(Labeled region entries)
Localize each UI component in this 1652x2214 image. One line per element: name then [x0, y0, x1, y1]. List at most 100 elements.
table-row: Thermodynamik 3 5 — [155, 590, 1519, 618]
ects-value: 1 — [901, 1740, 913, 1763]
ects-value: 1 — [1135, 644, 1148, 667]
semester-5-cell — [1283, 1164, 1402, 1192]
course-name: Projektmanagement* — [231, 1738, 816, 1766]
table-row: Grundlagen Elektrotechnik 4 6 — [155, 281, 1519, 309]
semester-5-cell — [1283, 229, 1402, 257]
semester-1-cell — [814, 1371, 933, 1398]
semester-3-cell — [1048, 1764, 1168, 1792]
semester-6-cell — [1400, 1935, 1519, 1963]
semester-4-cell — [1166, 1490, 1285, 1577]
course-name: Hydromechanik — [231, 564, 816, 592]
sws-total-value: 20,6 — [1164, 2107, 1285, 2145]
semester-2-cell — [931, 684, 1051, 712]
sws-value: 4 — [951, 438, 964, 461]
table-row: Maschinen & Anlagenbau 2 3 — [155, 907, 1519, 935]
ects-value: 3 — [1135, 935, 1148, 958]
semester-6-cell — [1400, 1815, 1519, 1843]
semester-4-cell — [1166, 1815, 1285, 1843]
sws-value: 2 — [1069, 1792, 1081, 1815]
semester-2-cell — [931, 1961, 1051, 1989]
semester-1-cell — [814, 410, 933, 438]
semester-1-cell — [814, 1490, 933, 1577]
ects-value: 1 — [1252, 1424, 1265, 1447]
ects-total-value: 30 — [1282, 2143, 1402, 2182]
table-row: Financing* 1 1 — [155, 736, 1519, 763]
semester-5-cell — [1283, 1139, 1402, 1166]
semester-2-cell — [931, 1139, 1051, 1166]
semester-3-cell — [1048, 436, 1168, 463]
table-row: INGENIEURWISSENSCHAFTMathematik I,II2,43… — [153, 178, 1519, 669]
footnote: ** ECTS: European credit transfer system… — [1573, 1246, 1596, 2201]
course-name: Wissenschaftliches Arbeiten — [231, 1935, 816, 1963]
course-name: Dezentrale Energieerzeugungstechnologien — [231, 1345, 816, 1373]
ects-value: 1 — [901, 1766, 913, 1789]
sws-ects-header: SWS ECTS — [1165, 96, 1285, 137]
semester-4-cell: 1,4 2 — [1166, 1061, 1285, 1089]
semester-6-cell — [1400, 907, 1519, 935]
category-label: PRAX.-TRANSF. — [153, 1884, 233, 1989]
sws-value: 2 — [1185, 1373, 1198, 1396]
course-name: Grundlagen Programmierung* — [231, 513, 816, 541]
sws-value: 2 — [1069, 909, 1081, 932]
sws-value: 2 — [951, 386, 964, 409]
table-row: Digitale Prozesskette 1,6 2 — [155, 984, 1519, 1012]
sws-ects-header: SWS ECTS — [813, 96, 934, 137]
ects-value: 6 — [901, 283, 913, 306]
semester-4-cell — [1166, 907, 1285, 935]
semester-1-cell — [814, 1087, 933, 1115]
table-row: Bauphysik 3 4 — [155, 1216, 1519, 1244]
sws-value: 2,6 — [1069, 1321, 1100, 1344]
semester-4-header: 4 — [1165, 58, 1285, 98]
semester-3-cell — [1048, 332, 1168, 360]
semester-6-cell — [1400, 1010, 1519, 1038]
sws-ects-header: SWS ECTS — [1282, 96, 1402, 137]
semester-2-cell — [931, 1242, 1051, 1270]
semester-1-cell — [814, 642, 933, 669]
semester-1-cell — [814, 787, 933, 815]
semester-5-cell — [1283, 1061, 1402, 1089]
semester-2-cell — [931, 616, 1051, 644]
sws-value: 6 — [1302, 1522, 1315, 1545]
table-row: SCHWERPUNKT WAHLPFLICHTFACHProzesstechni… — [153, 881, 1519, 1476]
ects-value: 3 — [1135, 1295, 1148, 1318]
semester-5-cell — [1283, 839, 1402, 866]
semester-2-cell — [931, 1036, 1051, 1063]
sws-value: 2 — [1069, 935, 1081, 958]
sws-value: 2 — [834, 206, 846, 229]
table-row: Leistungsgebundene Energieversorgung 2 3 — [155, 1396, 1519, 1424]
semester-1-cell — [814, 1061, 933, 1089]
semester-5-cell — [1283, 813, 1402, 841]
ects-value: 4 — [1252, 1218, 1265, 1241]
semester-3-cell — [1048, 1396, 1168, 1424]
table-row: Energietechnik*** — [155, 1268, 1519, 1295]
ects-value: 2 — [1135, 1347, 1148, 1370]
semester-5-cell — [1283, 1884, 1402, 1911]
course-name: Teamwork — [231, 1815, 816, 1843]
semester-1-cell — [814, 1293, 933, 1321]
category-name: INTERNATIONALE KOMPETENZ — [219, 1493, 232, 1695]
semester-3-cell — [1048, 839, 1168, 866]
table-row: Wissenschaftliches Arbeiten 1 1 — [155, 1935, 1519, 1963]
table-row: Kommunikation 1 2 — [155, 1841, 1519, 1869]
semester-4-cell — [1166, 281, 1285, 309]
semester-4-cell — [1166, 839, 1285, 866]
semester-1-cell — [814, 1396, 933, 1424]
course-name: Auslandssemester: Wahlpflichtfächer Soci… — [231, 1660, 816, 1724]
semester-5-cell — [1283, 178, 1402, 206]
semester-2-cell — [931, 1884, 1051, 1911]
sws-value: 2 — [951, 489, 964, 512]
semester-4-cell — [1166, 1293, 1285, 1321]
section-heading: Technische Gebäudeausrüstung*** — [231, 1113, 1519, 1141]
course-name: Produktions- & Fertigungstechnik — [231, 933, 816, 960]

§ **Exercise requirements**: Please copy all of the items above, line for line, with no changes.

§ **Result for this task**:
Localize each UI component in this 1652x2214 image. One line per element: name then [x0, y0, x1, y1]. List at most 100 elements.
table-row: Thermodynamik 3 5 — [155, 590, 1519, 618]
ects-value: 1 — [901, 1740, 913, 1763]
ects-value: 1 — [1135, 644, 1148, 667]
semester-5-cell — [1283, 1164, 1402, 1192]
course-name: Projektmanagement* — [231, 1738, 816, 1766]
table-row: Grundlagen Elektrotechnik 4 6 — [155, 281, 1519, 309]
semester-5-cell — [1283, 229, 1402, 257]
semester-1-cell — [814, 1371, 933, 1398]
semester-3-cell — [1048, 1764, 1168, 1792]
semester-6-cell — [1400, 1935, 1519, 1963]
semester-4-cell — [1166, 1490, 1285, 1577]
course-name: Hydromechanik — [231, 564, 816, 592]
sws-total-value: 20,6 — [1164, 2107, 1285, 2145]
semester-2-cell — [931, 684, 1051, 712]
sws-value: 4 — [951, 438, 964, 461]
table-row: Maschinen & Anlagenbau 2 3 — [155, 907, 1519, 935]
ects-value: 3 — [1135, 935, 1148, 958]
semester-6-cell — [1400, 1815, 1519, 1843]
semester-4-cell — [1166, 1815, 1285, 1843]
sws-value: 2 — [1069, 1792, 1081, 1815]
semester-2-cell — [931, 1961, 1051, 1989]
semester-1-cell — [814, 410, 933, 438]
semester-1-cell — [814, 1490, 933, 1577]
ects-value: 1 — [1252, 1424, 1265, 1447]
ects-total-value: 30 — [1282, 2143, 1402, 2182]
table-row: Financing* 1 1 — [155, 736, 1519, 763]
semester-5-cell — [1283, 1139, 1402, 1166]
semester-2-cell — [931, 1139, 1051, 1166]
semester-3-cell — [1048, 436, 1168, 463]
table-row: INGENIEURWISSENSCHAFTMathematik I,II2,43… — [153, 178, 1519, 669]
footnote: ** ECTS: European credit transfer system… — [1573, 1246, 1596, 2201]
course-name: Wissenschaftliches Arbeiten — [231, 1935, 816, 1963]
course-name: Dezentrale Energieerzeugungstechnologien — [231, 1345, 816, 1373]
ects-value: 1 — [901, 1766, 913, 1789]
sws-ects-header: SWS ECTS — [1165, 96, 1285, 137]
semester-4-cell: 1,4 2 — [1166, 1061, 1285, 1089]
semester-6-cell — [1400, 907, 1519, 935]
category-label: PRAX.-TRANSF. — [153, 1884, 233, 1989]
sws-value: 2 — [1185, 1373, 1198, 1396]
course-name: Grundlagen Programmierung* — [231, 513, 816, 541]
sws-value: 2 — [1069, 909, 1081, 932]
sws-value: 2 — [951, 386, 964, 409]
table-row: Digitale Prozesskette 1,6 2 — [155, 984, 1519, 1012]
sws-ects-header: SWS ECTS — [813, 96, 934, 137]
ects-value: 6 — [901, 283, 913, 306]
semester-4-cell — [1166, 907, 1285, 935]
semester-1-cell — [814, 1087, 933, 1115]
table-row: Bauphysik 3 4 — [155, 1216, 1519, 1244]
sws-value: 2,6 — [1069, 1321, 1100, 1344]
semester-4-header: 4 — [1165, 58, 1285, 98]
semester-3-cell — [1048, 332, 1168, 360]
semester-6-cell — [1400, 1010, 1519, 1038]
sws-ects-header: SWS ECTS — [1282, 96, 1402, 137]
semester-2-cell — [931, 1242, 1051, 1270]
semester-1-cell — [814, 642, 933, 669]
semester-1-cell — [814, 787, 933, 815]
semester-5-cell — [1283, 1061, 1402, 1089]
semester-2-cell — [931, 616, 1051, 644]
sws-value: 6 — [1302, 1522, 1315, 1545]
table-row: SCHWERPUNKT WAHLPFLICHTFACHProzesstechni… — [153, 881, 1519, 1476]
ects-value: 3 — [1135, 1295, 1148, 1318]
semester-5-cell — [1283, 839, 1402, 866]
semester-2-cell — [931, 1036, 1051, 1063]
sws-value: 2 — [1069, 935, 1081, 958]
sws-value: 2 — [834, 206, 846, 229]
table-row: Leistungsgebundene Energieversorgung 2 3 — [155, 1396, 1519, 1424]
semester-1-cell — [814, 1061, 933, 1089]
semester-5-cell — [1283, 813, 1402, 841]
ects-value: 4 — [1252, 1218, 1265, 1241]
semester-3-cell — [1048, 1396, 1168, 1424]
table-row: Energietechnik*** — [155, 1268, 1519, 1295]
ects-value: 2 — [1135, 1347, 1148, 1370]
semester-5-cell — [1283, 1884, 1402, 1911]
course-name: Teamwork — [231, 1815, 816, 1843]
semester-1-cell — [814, 1293, 933, 1321]
category-name: INTERNATIONALE KOMPETENZ — [219, 1493, 232, 1695]
semester-3-cell — [1048, 839, 1168, 866]
table-row: Wissenschaftliches Arbeiten 1 1 — [155, 1935, 1519, 1963]
table-row: Kommunikation 1 2 — [155, 1841, 1519, 1869]
semester-4-cell — [1166, 281, 1285, 309]
semester-4-cell — [1166, 839, 1285, 866]
semester-1-cell — [814, 1396, 933, 1424]
course-name: Auslandssemester: Wahlpflichtfächer Soci… — [231, 1660, 816, 1724]
semester-5-cell — [1283, 178, 1402, 206]
semester-2-cell — [931, 1884, 1051, 1911]
sws-value: 2 — [951, 489, 964, 512]
semester-4-cell — [1166, 1293, 1285, 1321]
section-heading: Technische Gebäudeausrüstung*** — [231, 1113, 1519, 1141]
course-name: Produktions- & Fertigungstechnik — [231, 933, 816, 960]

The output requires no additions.